◆ **Set problem**
Check each line of the data below for the word "Current", then extract the ones that have it.

= = = = =

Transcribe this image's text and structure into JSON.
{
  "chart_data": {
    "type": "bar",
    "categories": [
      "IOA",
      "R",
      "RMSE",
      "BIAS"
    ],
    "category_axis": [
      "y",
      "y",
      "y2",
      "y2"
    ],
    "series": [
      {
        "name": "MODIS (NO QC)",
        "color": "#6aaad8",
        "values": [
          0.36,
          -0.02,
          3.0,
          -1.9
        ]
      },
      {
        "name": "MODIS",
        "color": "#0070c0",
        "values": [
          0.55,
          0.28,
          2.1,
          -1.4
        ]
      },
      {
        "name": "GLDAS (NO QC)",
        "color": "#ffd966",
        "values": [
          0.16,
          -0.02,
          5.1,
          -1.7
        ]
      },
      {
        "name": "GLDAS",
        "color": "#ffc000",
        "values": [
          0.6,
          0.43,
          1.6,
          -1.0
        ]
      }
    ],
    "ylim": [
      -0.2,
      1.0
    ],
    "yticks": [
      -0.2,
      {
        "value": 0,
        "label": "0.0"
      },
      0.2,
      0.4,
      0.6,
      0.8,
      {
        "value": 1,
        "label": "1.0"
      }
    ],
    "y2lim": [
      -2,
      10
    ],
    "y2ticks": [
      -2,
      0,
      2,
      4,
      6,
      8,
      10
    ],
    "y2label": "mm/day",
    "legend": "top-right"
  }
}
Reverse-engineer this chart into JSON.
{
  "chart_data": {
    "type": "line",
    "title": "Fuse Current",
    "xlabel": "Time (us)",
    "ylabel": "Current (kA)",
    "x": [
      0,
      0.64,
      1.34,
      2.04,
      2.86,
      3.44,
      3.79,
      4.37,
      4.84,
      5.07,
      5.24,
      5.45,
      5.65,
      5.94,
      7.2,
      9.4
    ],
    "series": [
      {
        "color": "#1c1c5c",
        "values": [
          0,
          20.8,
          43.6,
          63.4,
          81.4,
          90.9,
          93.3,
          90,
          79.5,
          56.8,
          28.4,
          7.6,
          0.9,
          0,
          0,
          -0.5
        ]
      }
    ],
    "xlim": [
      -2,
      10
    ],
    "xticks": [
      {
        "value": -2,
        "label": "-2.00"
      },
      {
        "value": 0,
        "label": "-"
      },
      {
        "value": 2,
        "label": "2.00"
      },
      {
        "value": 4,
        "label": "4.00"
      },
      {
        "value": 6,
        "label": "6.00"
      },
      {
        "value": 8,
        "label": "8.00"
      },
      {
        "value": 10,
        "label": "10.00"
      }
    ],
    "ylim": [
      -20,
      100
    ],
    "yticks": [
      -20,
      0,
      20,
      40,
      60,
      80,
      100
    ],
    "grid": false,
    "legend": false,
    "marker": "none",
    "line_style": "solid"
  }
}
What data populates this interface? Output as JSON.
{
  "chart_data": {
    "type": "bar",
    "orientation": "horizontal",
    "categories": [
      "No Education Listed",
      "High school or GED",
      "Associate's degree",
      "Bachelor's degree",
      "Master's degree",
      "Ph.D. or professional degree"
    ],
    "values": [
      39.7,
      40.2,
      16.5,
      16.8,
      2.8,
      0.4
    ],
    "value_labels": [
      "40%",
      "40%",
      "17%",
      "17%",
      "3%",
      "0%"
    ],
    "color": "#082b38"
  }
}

= = = = =

◆ **Finished exercise**
    "title": "Fuse Current",
    "ylabel": "Current (kA)",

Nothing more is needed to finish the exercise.